Written instruction:
Quote the entries word for word. Omit the pictures.

Dataset items:
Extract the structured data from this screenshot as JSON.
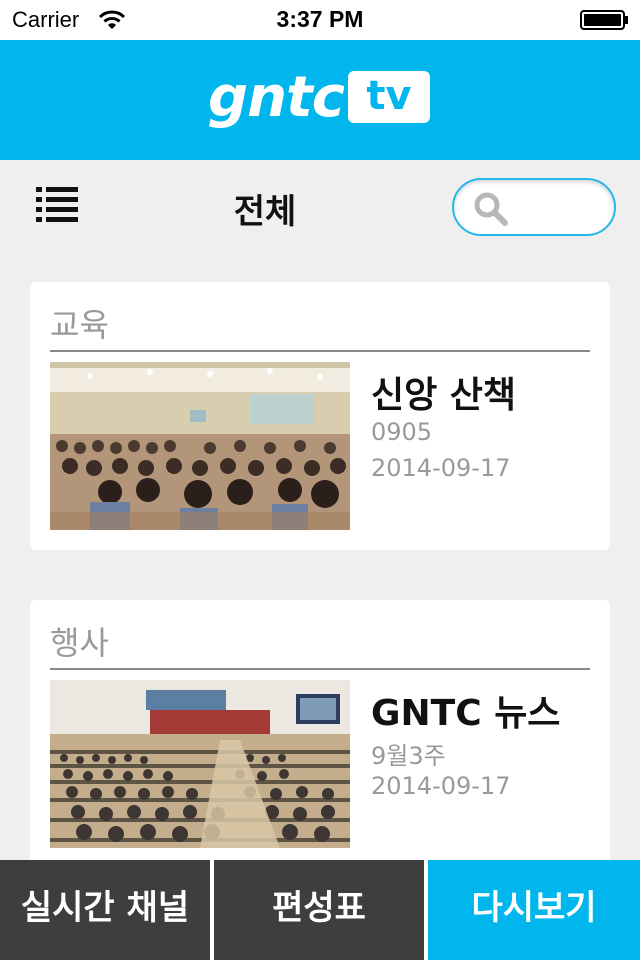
{
  "status_bar": {
    "carrier": "Carrier",
    "time": "3:37 PM"
  },
  "header": {
    "logo_text": "gntc",
    "logo_badge": "tv",
    "background_color": "#00b6ec"
  },
  "toolbar": {
    "title": "전체",
    "search_placeholder": ""
  },
  "cards": [
    {
      "category": "교육",
      "title": "신앙 산책",
      "subtitle": "0905",
      "date": "2014-09-17"
    },
    {
      "category": "행사",
      "title": "GNTC 뉴스",
      "subtitle": "9월3주",
      "date": "2014-09-17"
    }
  ],
  "tabbar": {
    "live_label": "실시간 채널",
    "schedule_label": "편성표",
    "replay_label": "다시보기",
    "active_color": "#00b6ec",
    "inactive_color": "#403d3d"
  },
  "icons": [
    "wifi-icon",
    "battery-icon",
    "menu-icon",
    "search-icon"
  ]
}
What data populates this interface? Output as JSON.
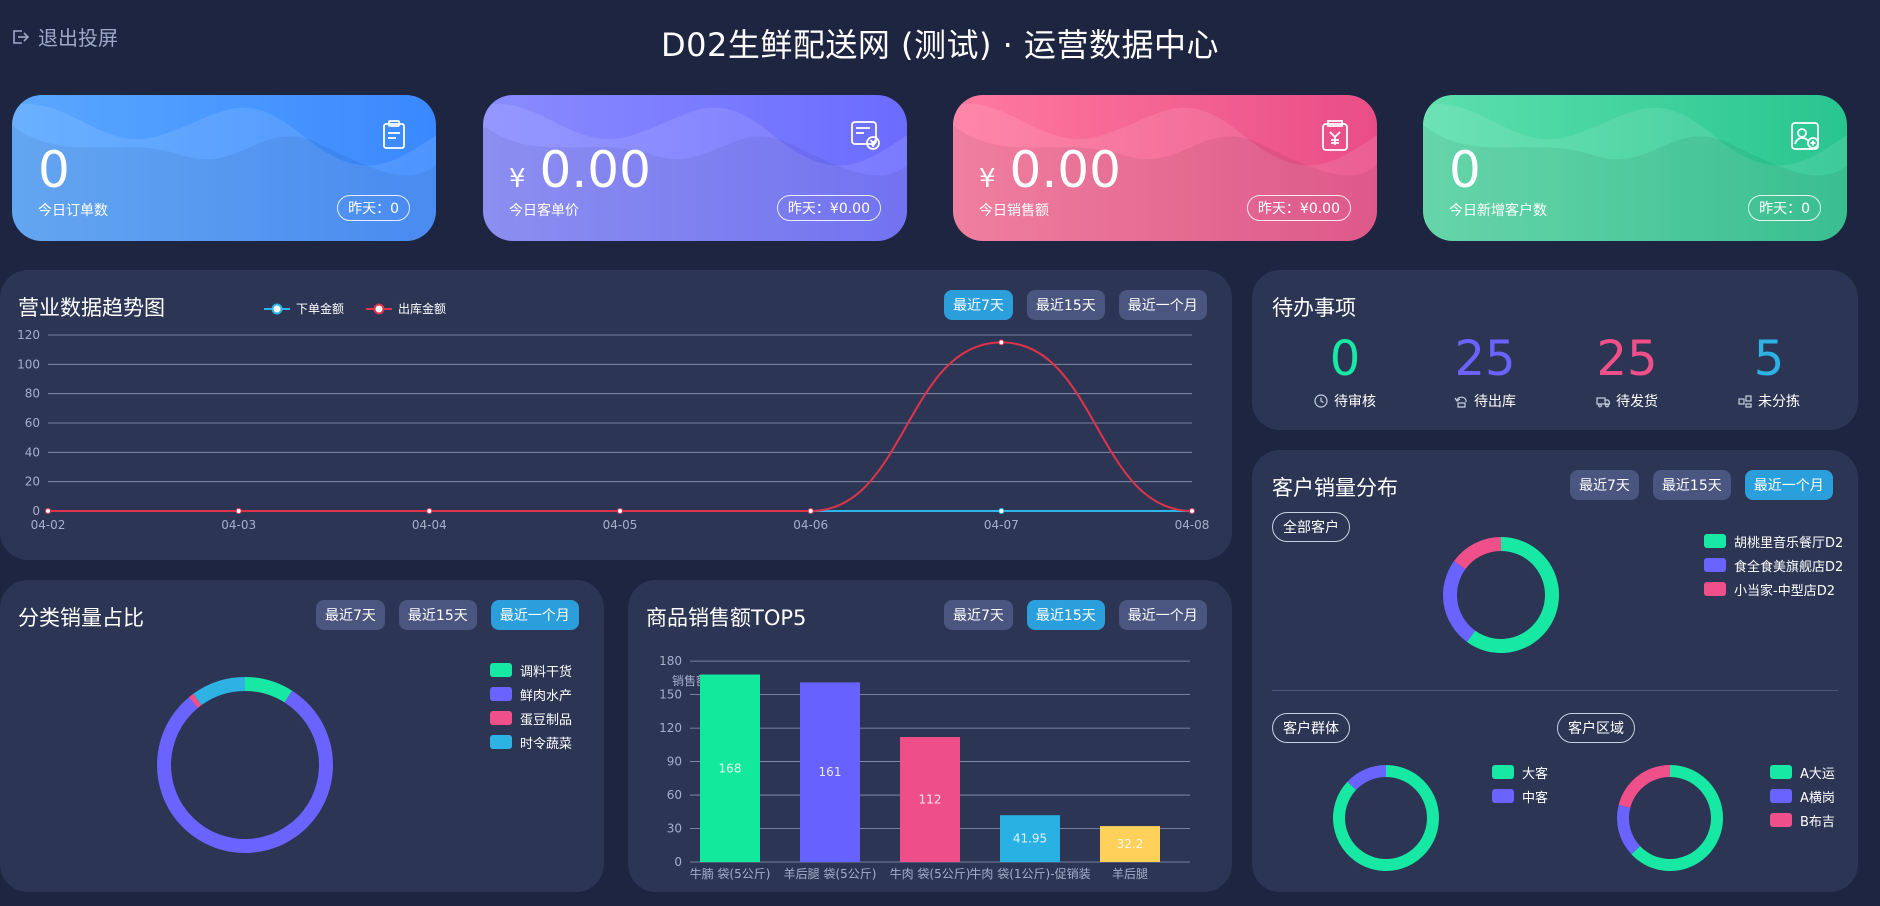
{
  "header": {
    "exit_label": "退出投屏",
    "title": "D02生鲜配送网 (测试) · 运营数据中心"
  },
  "stats": [
    {
      "value": "0",
      "currency": "",
      "label": "今日订单数",
      "yesterday": "昨天：0",
      "color_a": "#5aa8ff",
      "color_b": "#3a88ff",
      "icon": "clipboard-icon"
    },
    {
      "value": "0.00",
      "currency": "¥",
      "label": "今日客单价",
      "yesterday": "昨天：¥0.00",
      "color_a": "#8a8cff",
      "color_b": "#6b6cff",
      "icon": "invoice-yen-icon"
    },
    {
      "value": "0.00",
      "currency": "¥",
      "label": "今日销售额",
      "yesterday": "昨天：¥0.00",
      "color_a": "#ff7aa0",
      "color_b": "#e94d86",
      "icon": "bag-yen-icon"
    },
    {
      "value": "0",
      "currency": "",
      "label": "今日新增客户数",
      "yesterday": "昨天：0",
      "color_a": "#5de0ad",
      "color_b": "#28c590",
      "icon": "user-add-icon"
    }
  ],
  "trend": {
    "title": "营业数据趋势图",
    "legend": [
      "下单金额",
      "出库金额"
    ],
    "ranges": [
      "最近7天",
      "最近15天",
      "最近一个月"
    ],
    "active_range": 0
  },
  "chart_data": [
    {
      "type": "line",
      "x": [
        "04-02",
        "04-03",
        "04-04",
        "04-05",
        "04-06",
        "04-07",
        "04-08"
      ],
      "series": [
        {
          "name": "下单金额",
          "values": [
            0,
            0,
            0,
            0,
            0,
            0,
            0
          ],
          "color": "#2fb4e9"
        },
        {
          "name": "出库金额",
          "values": [
            0,
            0,
            0,
            0,
            0,
            115,
            0
          ],
          "color": "#e0334b"
        }
      ],
      "yticks": [
        0,
        20,
        40,
        60,
        80,
        100,
        120
      ],
      "ylim": [
        0,
        120
      ]
    },
    {
      "type": "pie",
      "labels": [
        "调料干货",
        "鲜肉水产",
        "蛋豆制品",
        "时令蔬菜"
      ],
      "values": [
        9,
        80,
        1,
        10
      ],
      "colors": [
        "#17e8a3",
        "#6a63ff",
        "#f0508a",
        "#2eb2e4"
      ]
    },
    {
      "type": "bar",
      "ylabel": "销售额",
      "categories": [
        "牛腩 袋(5公斤)",
        "羊后腿 袋(5公斤)",
        "牛肉 袋(5公斤)",
        "牛肉 袋(1公斤)-促销装",
        "羊后腿"
      ],
      "values": [
        168,
        161,
        112,
        41.95,
        32.2
      ],
      "colors": [
        "#12e99d",
        "#6762ff",
        "#ee4f88",
        "#2ab1e3",
        "#ffd15a"
      ],
      "yticks": [
        0,
        30,
        60,
        90,
        120,
        150,
        180
      ],
      "ylim": [
        0,
        190
      ]
    },
    {
      "type": "pie",
      "labels": [
        "胡桃里音乐餐厅D2",
        "食全食美旗舰店D2",
        "小当家-中型店D2"
      ],
      "values": [
        60,
        25,
        15
      ],
      "colors": [
        "#17e8a3",
        "#6a63ff",
        "#f0508a"
      ]
    },
    {
      "type": "pie",
      "labels": [
        "大客",
        "中客"
      ],
      "values": [
        87,
        13
      ],
      "colors": [
        "#17e8a3",
        "#6a63ff"
      ]
    },
    {
      "type": "pie",
      "labels": [
        "A大运",
        "A横岗",
        "B布吉"
      ],
      "values": [
        63,
        16,
        21
      ],
      "colors": [
        "#17e8a3",
        "#6a63ff",
        "#f0508a"
      ]
    }
  ],
  "todo": {
    "title": "待办事项",
    "items": [
      {
        "num": "0",
        "label": "待审核",
        "color": "#17e8a3",
        "icon": "clock-icon"
      },
      {
        "num": "25",
        "label": "待出库",
        "color": "#6a63ff",
        "icon": "return-icon"
      },
      {
        "num": "25",
        "label": "待发货",
        "color": "#f0508a",
        "icon": "truck-icon"
      },
      {
        "num": "5",
        "label": "未分拣",
        "color": "#2eb2e4",
        "icon": "sort-icon"
      }
    ]
  },
  "customer": {
    "title": "客户销量分布",
    "ranges": [
      "最近7天",
      "最近15天",
      "最近一个月"
    ],
    "active_range": 2,
    "all_label": "全部客户",
    "group_label": "客户群体",
    "area_label": "客户区域"
  },
  "category": {
    "title": "分类销量占比",
    "ranges": [
      "最近7天",
      "最近15天",
      "最近一个月"
    ],
    "active_range": 2
  },
  "top5": {
    "title": "商品销售额TOP5",
    "ranges": [
      "最近7天",
      "最近15天",
      "最近一个月"
    ],
    "active_range": 1
  }
}
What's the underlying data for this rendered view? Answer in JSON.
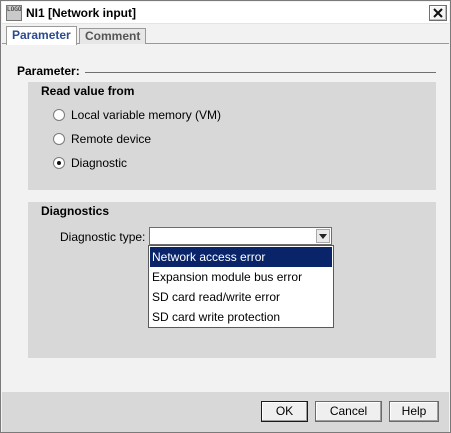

Exercise solution:
Extract the structured data from this screenshot as JSON.
{
  "status_bar": {
    "carrier": "Carrier",
    "time": "3:37 PM"
  },
  "header": {
    "logo_text": "gntc",
    "logo_badge": "tv",
    "background_color": "#00b6ec"
  },
  "toolbar": {
    "title": "전체",
    "search_placeholder": ""
  },
  "cards": [
    {
      "category": "교육",
      "title": "신앙 산책",
      "subtitle": "0905",
      "date": "2014-09-17"
    },
    {
      "category": "행사",
      "title": "GNTC 뉴스",
      "subtitle": "9월3주",
      "date": "2014-09-17"
    }
  ],
  "tabbar": {
    "live_label": "실시간 채널",
    "schedule_label": "편성표",
    "replay_label": "다시보기",
    "active_color": "#00b6ec",
    "inactive_color": "#403d3d"
  },
  "icons": [
    "wifi-icon",
    "battery-icon",
    "menu-icon",
    "search-icon"
  ]
}
What data populates this interface? Output as JSON.
{
  "header": {
    "exit_label": "退出投屏",
    "title": "D02生鲜配送网 (测试) · 运营数据中心"
  },
  "stats": [
    {
      "value": "0",
      "currency": "",
      "label": "今日订单数",
      "yesterday": "昨天：0",
      "color_a": "#5aa8ff",
      "color_b": "#3a88ff",
      "icon": "clipboard-icon"
    },
    {
      "value": "0.00",
      "currency": "¥",
      "label": "今日客单价",
      "yesterday": "昨天：¥0.00",
      "color_a": "#8a8cff",
      "color_b": "#6b6cff",
      "icon": "invoice-yen-icon"
    },
    {
      "value": "0.00",
      "currency": "¥",
      "label": "今日销售额",
      "yesterday": "昨天：¥0.00",
      "color_a": "#ff7aa0",
      "color_b": "#e94d86",
      "icon": "bag-yen-icon"
    },
    {
      "value": "0",
      "currency": "",
      "label": "今日新增客户数",
      "yesterday": "昨天：0",
      "color_a": "#5de0ad",
      "color_b": "#28c590",
      "icon": "user-add-icon"
    }
  ],
  "trend": {
    "title": "营业数据趋势图",
    "legend": [
      "下单金额",
      "出库金额"
    ],
    "ranges": [
      "最近7天",
      "最近15天",
      "最近一个月"
    ],
    "active_range": 0
  },
  "chart_data": [
    {
      "type": "line",
      "x": [
        "04-02",
        "04-03",
        "04-04",
        "04-05",
        "04-06",
        "04-07",
        "04-08"
      ],
      "series": [
        {
          "name": "下单金额",
          "values": [
            0,
            0,
            0,
            0,
            0,
            0,
            0
          ],
          "color": "#2fb4e9"
        },
        {
          "name": "出库金额",
          "values": [
            0,
            0,
            0,
            0,
            0,
            115,
            0
          ],
          "color": "#e0334b"
        }
      ],
      "yticks": [
        0,
        20,
        40,
        60,
        80,
        100,
        120
      ],
      "ylim": [
        0,
        120
      ]
    },
    {
      "type": "pie",
      "labels": [
        "调料干货",
        "鲜肉水产",
        "蛋豆制品",
        "时令蔬菜"
      ],
      "values": [
        9,
        80,
        1,
        10
      ],
      "colors": [
        "#17e8a3",
        "#6a63ff",
        "#f0508a",
        "#2eb2e4"
      ]
    },
    {
      "type": "bar",
      "ylabel": "销售额",
      "categories": [
        "牛腩 袋(5公斤)",
        "羊后腿 袋(5公斤)",
        "牛肉 袋(5公斤)",
        "牛肉 袋(1公斤)-促销装",
        "羊后腿"
      ],
      "values": [
        168,
        161,
        112,
        41.95,
        32.2
      ],
      "colors": [
        "#12e99d",
        "#6762ff",
        "#ee4f88",
        "#2ab1e3",
        "#ffd15a"
      ],
      "yticks": [
        0,
        30,
        60,
        90,
        120,
        150,
        180
      ],
      "ylim": [
        0,
        190
      ]
    },
    {
      "type": "pie",
      "labels": [
        "胡桃里音乐餐厅D2",
        "食全食美旗舰店D2",
        "小当家-中型店D2"
      ],
      "values": [
        60,
        25,
        15
      ],
      "colors": [
        "#17e8a3",
        "#6a63ff",
        "#f0508a"
      ]
    },
    {
      "type": "pie",
      "labels": [
        "大客",
        "中客"
      ],
      "values": [
        87,
        13
      ],
      "colors": [
        "#17e8a3",
        "#6a63ff"
      ]
    },
    {
      "type": "pie",
      "labels": [
        "A大运",
        "A横岗",
        "B布吉"
      ],
      "values": [
        63,
        16,
        21
      ],
      "colors": [
        "#17e8a3",
        "#6a63ff",
        "#f0508a"
      ]
    }
  ],
  "todo": {
    "title": "待办事项",
    "items": [
      {
        "num": "0",
        "label": "待审核",
        "color": "#17e8a3",
        "icon": "clock-icon"
      },
      {
        "num": "25",
        "label": "待出库",
        "color": "#6a63ff",
        "icon": "return-icon"
      },
      {
        "num": "25",
        "label": "待发货",
        "color": "#f0508a",
        "icon": "truck-icon"
      },
      {
        "num": "5",
        "label": "未分拣",
        "color": "#2eb2e4",
        "icon": "sort-icon"
      }
    ]
  },
  "customer": {
    "title": "客户销量分布",
    "ranges": [
      "最近7天",
      "最近15天",
      "最近一个月"
    ],
    "active_range": 2,
    "all_label": "全部客户",
    "group_label": "客户群体",
    "area_label": "客户区域"
  },
  "category": {
    "title": "分类销量占比",
    "ranges": [
      "最近7天",
      "最近15天",
      "最近一个月"
    ],
    "active_range": 2
  },
  "top5": {
    "title": "商品销售额TOP5",
    "ranges": [
      "最近7天",
      "最近15天",
      "最近一个月"
    ],
    "active_range": 1
  }
}
What's the underlying data for this rendered view? Answer in JSON.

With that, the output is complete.